[Rows from a figure dataset]
◇ ◇ ◇ ◇ ◇

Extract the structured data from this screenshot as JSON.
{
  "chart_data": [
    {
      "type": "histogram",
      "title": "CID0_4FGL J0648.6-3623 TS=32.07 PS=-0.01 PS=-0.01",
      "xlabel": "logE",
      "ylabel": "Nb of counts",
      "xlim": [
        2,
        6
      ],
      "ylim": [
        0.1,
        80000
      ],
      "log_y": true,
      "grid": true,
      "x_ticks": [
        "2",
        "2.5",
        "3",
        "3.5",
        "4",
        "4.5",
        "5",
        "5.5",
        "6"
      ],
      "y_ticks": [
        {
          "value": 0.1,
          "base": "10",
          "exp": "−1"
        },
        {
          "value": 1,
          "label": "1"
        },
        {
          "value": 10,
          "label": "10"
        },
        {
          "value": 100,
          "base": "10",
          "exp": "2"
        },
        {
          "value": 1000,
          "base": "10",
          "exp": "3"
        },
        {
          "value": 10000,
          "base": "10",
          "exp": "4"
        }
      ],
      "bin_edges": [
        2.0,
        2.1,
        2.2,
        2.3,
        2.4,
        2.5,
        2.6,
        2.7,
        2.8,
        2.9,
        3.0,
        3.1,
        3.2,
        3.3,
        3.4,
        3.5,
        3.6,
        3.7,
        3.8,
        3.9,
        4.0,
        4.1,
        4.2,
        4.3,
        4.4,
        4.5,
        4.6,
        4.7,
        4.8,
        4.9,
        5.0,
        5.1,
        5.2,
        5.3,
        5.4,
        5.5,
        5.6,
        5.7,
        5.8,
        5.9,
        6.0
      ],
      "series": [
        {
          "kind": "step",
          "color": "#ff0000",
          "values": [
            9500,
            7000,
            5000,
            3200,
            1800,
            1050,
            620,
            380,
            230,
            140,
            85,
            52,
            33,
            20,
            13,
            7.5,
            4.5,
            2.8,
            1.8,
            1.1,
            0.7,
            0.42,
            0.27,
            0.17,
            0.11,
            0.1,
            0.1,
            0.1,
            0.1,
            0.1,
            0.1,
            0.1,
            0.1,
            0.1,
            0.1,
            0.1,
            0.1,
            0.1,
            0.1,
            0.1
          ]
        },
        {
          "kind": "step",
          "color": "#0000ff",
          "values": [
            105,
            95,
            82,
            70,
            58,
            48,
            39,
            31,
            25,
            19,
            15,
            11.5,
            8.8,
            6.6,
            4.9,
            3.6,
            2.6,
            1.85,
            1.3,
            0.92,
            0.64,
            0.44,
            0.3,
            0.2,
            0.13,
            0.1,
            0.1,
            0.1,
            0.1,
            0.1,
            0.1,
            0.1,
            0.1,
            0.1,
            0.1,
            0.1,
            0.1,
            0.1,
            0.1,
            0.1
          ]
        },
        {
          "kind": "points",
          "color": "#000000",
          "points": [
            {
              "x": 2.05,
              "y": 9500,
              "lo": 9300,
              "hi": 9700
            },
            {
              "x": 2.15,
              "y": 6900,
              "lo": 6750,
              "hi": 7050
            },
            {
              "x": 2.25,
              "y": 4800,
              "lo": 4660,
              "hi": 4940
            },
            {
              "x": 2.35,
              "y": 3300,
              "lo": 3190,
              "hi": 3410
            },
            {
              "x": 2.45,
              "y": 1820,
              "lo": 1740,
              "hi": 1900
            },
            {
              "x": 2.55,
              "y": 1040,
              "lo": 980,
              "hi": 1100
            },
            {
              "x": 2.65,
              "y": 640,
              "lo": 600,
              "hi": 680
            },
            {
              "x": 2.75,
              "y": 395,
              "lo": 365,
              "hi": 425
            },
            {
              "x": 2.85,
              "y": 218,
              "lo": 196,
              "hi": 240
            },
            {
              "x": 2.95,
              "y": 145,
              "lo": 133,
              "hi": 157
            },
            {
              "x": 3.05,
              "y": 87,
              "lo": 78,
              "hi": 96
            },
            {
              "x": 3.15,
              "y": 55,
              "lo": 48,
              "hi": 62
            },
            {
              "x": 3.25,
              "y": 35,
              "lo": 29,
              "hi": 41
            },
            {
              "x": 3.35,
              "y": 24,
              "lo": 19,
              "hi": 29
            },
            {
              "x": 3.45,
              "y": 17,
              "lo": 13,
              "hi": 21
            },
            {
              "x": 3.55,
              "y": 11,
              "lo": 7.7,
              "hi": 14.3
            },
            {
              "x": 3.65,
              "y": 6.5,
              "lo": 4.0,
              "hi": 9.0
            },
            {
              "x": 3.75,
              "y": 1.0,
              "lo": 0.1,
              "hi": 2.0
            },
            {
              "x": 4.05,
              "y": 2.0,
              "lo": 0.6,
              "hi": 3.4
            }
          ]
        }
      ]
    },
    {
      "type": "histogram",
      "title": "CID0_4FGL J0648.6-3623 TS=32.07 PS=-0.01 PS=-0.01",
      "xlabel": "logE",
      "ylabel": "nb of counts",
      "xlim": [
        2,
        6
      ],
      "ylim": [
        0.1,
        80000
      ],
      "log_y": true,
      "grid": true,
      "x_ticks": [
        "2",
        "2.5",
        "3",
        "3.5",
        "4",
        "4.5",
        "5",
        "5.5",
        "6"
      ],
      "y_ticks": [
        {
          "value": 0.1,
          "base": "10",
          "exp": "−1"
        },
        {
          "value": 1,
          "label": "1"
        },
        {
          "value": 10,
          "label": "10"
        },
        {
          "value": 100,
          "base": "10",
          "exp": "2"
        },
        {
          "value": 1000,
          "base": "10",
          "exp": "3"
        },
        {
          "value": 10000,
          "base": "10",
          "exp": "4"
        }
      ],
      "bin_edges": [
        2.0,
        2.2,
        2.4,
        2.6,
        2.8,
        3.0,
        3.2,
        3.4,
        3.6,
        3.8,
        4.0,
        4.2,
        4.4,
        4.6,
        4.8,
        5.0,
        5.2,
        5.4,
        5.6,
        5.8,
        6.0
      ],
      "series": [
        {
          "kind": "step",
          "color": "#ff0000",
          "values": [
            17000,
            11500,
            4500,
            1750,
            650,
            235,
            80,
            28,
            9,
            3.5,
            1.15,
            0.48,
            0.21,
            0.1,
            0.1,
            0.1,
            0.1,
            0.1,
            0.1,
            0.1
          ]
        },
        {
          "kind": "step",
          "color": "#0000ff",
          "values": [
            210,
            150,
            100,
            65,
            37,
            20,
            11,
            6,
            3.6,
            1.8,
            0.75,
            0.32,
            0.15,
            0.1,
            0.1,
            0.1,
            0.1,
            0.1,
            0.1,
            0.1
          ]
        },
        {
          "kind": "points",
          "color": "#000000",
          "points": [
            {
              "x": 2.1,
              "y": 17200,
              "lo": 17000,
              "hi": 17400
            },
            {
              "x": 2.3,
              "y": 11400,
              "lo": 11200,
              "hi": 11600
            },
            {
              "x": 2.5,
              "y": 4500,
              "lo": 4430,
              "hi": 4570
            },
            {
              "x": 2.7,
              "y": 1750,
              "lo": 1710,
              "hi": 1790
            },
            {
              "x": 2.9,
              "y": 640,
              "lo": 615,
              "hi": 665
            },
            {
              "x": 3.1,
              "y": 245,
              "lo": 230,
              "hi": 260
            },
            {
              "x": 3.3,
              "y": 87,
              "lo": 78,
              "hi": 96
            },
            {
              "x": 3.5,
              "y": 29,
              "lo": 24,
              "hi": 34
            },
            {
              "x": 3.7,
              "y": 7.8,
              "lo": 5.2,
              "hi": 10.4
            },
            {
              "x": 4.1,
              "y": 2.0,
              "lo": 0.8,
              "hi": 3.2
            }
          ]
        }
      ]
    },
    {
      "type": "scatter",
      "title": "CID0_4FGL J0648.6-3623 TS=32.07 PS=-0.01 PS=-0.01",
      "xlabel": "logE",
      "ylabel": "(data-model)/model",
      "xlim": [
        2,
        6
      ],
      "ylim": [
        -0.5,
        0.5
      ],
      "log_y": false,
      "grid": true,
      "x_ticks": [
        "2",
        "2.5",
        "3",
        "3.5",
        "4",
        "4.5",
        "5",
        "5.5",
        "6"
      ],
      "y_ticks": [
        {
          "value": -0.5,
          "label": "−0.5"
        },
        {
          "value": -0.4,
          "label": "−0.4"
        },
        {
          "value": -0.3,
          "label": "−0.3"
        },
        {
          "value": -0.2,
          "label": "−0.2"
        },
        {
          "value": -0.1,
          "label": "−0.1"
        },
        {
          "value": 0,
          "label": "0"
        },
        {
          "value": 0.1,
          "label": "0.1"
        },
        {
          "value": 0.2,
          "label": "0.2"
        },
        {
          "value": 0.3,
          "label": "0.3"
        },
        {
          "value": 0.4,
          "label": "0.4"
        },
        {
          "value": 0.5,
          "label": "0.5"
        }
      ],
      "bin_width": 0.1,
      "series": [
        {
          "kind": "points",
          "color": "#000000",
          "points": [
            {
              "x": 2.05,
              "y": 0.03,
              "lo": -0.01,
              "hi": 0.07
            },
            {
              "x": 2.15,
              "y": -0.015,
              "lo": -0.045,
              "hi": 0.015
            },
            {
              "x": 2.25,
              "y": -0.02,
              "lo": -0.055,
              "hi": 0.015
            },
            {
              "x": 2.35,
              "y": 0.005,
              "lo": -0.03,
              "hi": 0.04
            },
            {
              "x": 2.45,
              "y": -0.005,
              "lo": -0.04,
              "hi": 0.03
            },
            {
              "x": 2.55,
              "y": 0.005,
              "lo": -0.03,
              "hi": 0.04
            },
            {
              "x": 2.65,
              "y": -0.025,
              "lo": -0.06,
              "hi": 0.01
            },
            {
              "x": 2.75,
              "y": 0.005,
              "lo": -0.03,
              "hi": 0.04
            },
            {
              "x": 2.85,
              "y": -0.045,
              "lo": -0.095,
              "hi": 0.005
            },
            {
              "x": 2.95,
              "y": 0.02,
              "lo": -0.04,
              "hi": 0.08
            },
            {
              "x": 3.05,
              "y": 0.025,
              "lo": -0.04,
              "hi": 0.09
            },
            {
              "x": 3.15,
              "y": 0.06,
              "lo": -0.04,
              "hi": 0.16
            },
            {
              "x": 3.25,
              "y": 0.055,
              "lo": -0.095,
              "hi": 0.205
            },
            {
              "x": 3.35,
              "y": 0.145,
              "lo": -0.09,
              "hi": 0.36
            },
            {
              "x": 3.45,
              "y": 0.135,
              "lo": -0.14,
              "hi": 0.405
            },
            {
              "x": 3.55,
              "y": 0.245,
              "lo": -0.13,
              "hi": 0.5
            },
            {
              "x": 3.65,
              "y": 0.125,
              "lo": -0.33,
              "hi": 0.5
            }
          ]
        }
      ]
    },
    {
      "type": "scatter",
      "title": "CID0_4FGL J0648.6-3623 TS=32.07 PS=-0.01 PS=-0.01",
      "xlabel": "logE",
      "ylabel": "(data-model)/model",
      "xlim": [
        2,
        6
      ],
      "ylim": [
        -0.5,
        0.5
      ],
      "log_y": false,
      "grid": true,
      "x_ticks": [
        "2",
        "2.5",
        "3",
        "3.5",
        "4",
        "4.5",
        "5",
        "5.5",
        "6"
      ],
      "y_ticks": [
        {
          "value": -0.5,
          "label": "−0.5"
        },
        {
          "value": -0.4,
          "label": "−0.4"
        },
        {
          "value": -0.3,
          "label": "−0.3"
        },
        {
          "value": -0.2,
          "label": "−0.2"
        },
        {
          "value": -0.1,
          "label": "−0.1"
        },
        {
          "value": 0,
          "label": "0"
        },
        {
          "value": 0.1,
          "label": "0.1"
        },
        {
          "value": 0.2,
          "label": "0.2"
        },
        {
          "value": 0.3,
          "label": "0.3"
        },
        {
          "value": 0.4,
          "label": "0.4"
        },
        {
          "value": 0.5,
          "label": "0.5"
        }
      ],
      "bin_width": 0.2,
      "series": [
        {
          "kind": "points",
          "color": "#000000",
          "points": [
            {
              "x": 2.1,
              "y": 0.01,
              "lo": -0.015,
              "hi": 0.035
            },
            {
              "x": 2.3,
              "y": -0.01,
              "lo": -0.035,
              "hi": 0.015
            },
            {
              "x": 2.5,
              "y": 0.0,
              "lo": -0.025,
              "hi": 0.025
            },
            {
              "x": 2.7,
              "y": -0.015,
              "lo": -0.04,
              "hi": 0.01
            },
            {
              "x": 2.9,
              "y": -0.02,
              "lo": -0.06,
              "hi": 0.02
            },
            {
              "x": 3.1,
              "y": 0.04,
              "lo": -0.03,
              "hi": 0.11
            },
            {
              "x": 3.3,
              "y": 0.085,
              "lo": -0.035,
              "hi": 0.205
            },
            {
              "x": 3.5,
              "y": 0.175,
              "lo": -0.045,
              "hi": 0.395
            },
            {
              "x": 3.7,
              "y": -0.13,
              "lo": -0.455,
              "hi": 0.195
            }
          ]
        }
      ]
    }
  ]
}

◇ ◇ ◇ ◇ ◇

Task to complete: Identify each line containing the string "counts" and copy it out.

Final result:
      "ylabel": "Nb of counts",
      "ylabel": "nb of counts",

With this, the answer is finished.